>>>

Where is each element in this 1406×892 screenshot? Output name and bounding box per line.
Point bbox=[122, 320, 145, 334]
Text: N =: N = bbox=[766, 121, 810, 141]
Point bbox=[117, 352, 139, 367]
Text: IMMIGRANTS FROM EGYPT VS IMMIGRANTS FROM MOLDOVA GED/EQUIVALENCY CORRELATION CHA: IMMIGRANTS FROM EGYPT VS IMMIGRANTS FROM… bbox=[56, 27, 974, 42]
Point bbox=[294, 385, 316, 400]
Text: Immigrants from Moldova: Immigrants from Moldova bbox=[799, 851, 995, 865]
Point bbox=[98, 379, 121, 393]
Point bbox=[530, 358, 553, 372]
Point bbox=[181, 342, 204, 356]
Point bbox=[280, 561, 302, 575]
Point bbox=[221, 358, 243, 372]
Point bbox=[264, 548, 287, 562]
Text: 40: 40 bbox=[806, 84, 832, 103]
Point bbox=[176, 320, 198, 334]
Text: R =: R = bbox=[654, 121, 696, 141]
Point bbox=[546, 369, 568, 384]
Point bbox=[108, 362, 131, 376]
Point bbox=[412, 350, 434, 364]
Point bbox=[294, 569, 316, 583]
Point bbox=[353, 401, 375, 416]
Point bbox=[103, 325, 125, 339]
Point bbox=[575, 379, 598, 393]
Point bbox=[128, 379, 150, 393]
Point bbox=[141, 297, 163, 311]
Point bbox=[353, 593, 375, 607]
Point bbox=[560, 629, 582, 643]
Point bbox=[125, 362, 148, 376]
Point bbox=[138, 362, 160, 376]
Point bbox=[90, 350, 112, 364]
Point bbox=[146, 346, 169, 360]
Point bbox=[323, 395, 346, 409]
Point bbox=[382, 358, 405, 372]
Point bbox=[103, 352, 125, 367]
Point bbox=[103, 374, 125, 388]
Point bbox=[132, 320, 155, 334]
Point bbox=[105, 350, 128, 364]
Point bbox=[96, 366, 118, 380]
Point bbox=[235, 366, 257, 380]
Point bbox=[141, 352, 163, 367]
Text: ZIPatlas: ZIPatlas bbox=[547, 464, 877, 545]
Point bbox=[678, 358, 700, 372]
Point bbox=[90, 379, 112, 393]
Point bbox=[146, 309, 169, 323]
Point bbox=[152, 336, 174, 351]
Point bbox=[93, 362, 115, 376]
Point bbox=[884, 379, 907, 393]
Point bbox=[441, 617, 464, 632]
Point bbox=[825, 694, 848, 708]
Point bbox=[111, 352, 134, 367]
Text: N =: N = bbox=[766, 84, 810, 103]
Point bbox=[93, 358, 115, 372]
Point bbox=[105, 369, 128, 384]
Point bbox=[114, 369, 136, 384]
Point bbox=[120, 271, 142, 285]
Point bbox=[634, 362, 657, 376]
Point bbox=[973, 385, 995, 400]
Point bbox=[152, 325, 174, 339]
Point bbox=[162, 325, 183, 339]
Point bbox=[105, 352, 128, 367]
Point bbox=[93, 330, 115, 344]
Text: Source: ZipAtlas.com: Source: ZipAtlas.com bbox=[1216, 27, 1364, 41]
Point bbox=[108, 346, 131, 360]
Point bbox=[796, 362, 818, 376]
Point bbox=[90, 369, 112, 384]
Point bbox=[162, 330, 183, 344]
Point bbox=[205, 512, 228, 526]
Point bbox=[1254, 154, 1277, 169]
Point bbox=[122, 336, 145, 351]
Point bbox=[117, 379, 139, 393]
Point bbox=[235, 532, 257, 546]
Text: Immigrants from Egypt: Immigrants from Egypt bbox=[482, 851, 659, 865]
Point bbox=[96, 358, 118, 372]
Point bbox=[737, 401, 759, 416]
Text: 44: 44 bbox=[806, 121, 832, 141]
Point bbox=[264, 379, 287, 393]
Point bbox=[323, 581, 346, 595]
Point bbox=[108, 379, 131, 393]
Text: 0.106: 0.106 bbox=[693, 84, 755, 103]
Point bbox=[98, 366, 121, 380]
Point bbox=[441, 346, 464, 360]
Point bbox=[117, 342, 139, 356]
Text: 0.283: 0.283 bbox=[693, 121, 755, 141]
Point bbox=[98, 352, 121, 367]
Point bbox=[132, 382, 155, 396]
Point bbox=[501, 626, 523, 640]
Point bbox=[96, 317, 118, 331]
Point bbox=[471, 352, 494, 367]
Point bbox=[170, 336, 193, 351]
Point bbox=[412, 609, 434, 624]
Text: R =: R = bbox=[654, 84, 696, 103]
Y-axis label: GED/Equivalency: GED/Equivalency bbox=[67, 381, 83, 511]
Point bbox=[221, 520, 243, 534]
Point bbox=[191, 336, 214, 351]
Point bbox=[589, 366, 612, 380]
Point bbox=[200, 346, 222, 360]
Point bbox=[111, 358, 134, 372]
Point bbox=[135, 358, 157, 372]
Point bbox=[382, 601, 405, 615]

<<<

[DESCRIPTION OF THE TASK]
Rewrite every line of the records above as a Markdown table with the columns Row and Record line. Number each line in order, and skip any blank lines.

[EXPECTED ANSWER]
| Row | Record line |
|---|---|
| 1 | Where is each element in this 1406×892 screenshot? Output name and bounding box per line. |
| 2 | Point bbox=[122, 320, 145, 334] |
| 3 | Text: N =: N = bbox=[766, 121, 810, 141] |
| 4 | Point bbox=[117, 352, 139, 367] |
| 5 | Text: IMMIGRANTS FROM EGYPT VS IMMIGRANTS FROM MOLDOVA GED/EQUIVALENCY CORRELATION CHA: IMMIGRANTS FROM EGYPT VS IMMIGRANTS FROM… bbox=[56, 27, 974, 42] |
| 6 | Point bbox=[294, 385, 316, 400] |
| 7 | Text: Immigrants from Moldova: Immigrants from Moldova bbox=[799, 851, 995, 865] |
| 8 | Point bbox=[98, 379, 121, 393] |
| 9 | Point bbox=[530, 358, 553, 372] |
| 10 | Point bbox=[181, 342, 204, 356] |
| 11 | Point bbox=[280, 561, 302, 575] |
| 12 | Point bbox=[221, 358, 243, 372] |
| 13 | Point bbox=[264, 548, 287, 562] |
| 14 | Text: 40: 40 bbox=[806, 84, 832, 103] |
| 15 | Point bbox=[176, 320, 198, 334] |
| 16 | Text: R =: R = bbox=[654, 121, 696, 141] |
| 17 | Point bbox=[546, 369, 568, 384] |
| 18 | Point bbox=[108, 362, 131, 376] |
| 19 | Point bbox=[412, 350, 434, 364] |
| 20 | Point bbox=[294, 569, 316, 583] |
| 21 | Point bbox=[353, 401, 375, 416] |
| 22 | Point bbox=[103, 325, 125, 339] |
| 23 | Point bbox=[575, 379, 598, 393] |
| 24 | Point bbox=[128, 379, 150, 393] |
| 25 | Point bbox=[141, 297, 163, 311] |
| 26 | Point bbox=[353, 593, 375, 607] |
| 27 | Point bbox=[560, 629, 582, 643] |
| 28 | Point bbox=[125, 362, 148, 376] |
| 29 | Point bbox=[138, 362, 160, 376] |
| 30 | Point bbox=[90, 350, 112, 364] |
| 31 | Point bbox=[146, 346, 169, 360] |
| 32 | Point bbox=[323, 395, 346, 409] |
| 33 | Point bbox=[382, 358, 405, 372] |
| 34 | Point bbox=[103, 352, 125, 367] |
| 35 | Point bbox=[103, 374, 125, 388] |
| 36 | Point bbox=[132, 320, 155, 334] |
| 37 | Point bbox=[105, 350, 128, 364] |
| 38 | Point bbox=[96, 366, 118, 380] |
| 39 | Point bbox=[235, 366, 257, 380] |
| 40 | Point bbox=[141, 352, 163, 367] |
| 41 | Text: ZIPatlas: ZIPatlas bbox=[547, 464, 877, 545] |
| 42 | Point bbox=[678, 358, 700, 372] |
| 43 | Point bbox=[90, 379, 112, 393] |
| 44 | Point bbox=[146, 309, 169, 323] |
| 45 | Point bbox=[152, 336, 174, 351] |
| 46 | Point bbox=[93, 362, 115, 376] |
| 47 | Point bbox=[884, 379, 907, 393] |
| 48 | Point bbox=[441, 617, 464, 632] |
| 49 | Point bbox=[825, 694, 848, 708] |
| 50 | Point bbox=[111, 352, 134, 367] |
| 51 | Text: N =: N = bbox=[766, 84, 810, 103] |
| 52 | Point bbox=[93, 358, 115, 372] |
| 53 | Point bbox=[105, 369, 128, 384] |
| 54 | Point bbox=[114, 369, 136, 384] |
| 55 | Point bbox=[120, 271, 142, 285] |
| 56 | Point bbox=[634, 362, 657, 376] |
| 57 | Point bbox=[973, 385, 995, 400] |
| 58 | Point bbox=[152, 325, 174, 339] |
| 59 | Point bbox=[162, 325, 183, 339] |
| 60 | Point bbox=[105, 352, 128, 367] |
| 61 | Point bbox=[93, 330, 115, 344] |
| 62 | Text: Source: ZipAtlas.com: Source: ZipAtlas.com bbox=[1216, 27, 1364, 41] |
| 63 | Point bbox=[108, 346, 131, 360] |
| 64 | Point bbox=[796, 362, 818, 376] |
| 65 | Point bbox=[90, 369, 112, 384] |
| 66 | Point bbox=[162, 330, 183, 344] |
| 67 | Point bbox=[205, 512, 228, 526] |
| 68 | Point bbox=[1254, 154, 1277, 169] |
| 69 | Point bbox=[122, 336, 145, 351] |
| 70 | Point bbox=[117, 379, 139, 393] |
| 71 | Point bbox=[235, 532, 257, 546] |
| 72 | Text: Immigrants from Egypt: Immigrants from Egypt bbox=[482, 851, 659, 865] |
| 73 | Point bbox=[96, 358, 118, 372] |
| 74 | Point bbox=[737, 401, 759, 416] |
| 75 | Text: 44: 44 bbox=[806, 121, 832, 141] |
| 76 | Point bbox=[264, 379, 287, 393] |
| 77 | Point bbox=[323, 581, 346, 595] |
| 78 | Point bbox=[108, 379, 131, 393] |
| 79 | Text: 0.106: 0.106 bbox=[693, 84, 755, 103] |
| 80 | Point bbox=[98, 366, 121, 380] |
| 81 | Point bbox=[441, 346, 464, 360] |
| 82 | Point bbox=[117, 342, 139, 356] |
| 83 | Text: 0.283: 0.283 bbox=[693, 121, 755, 141] |
| 84 | Point bbox=[98, 352, 121, 367] |
| 85 | Point bbox=[132, 382, 155, 396] |
| 86 | Point bbox=[501, 626, 523, 640] |
| 87 | Point bbox=[96, 317, 118, 331] |
| 88 | Point bbox=[471, 352, 494, 367] |
| 89 | Point bbox=[170, 336, 193, 351] |
| 90 | Point bbox=[412, 609, 434, 624] |
| 91 | Text: R =: R = bbox=[654, 84, 696, 103] |
| 92 | Y-axis label: GED/Equivalency: GED/Equivalency bbox=[67, 381, 83, 511] |
| 93 | Point bbox=[221, 520, 243, 534] |
| 94 | Point bbox=[191, 336, 214, 351] |
| 95 | Point bbox=[589, 366, 612, 380] |
| 96 | Point bbox=[200, 346, 222, 360] |
| 97 | Point bbox=[111, 358, 134, 372] |
| 98 | Point bbox=[135, 358, 157, 372] |
| 99 | Point bbox=[382, 601, 405, 615] |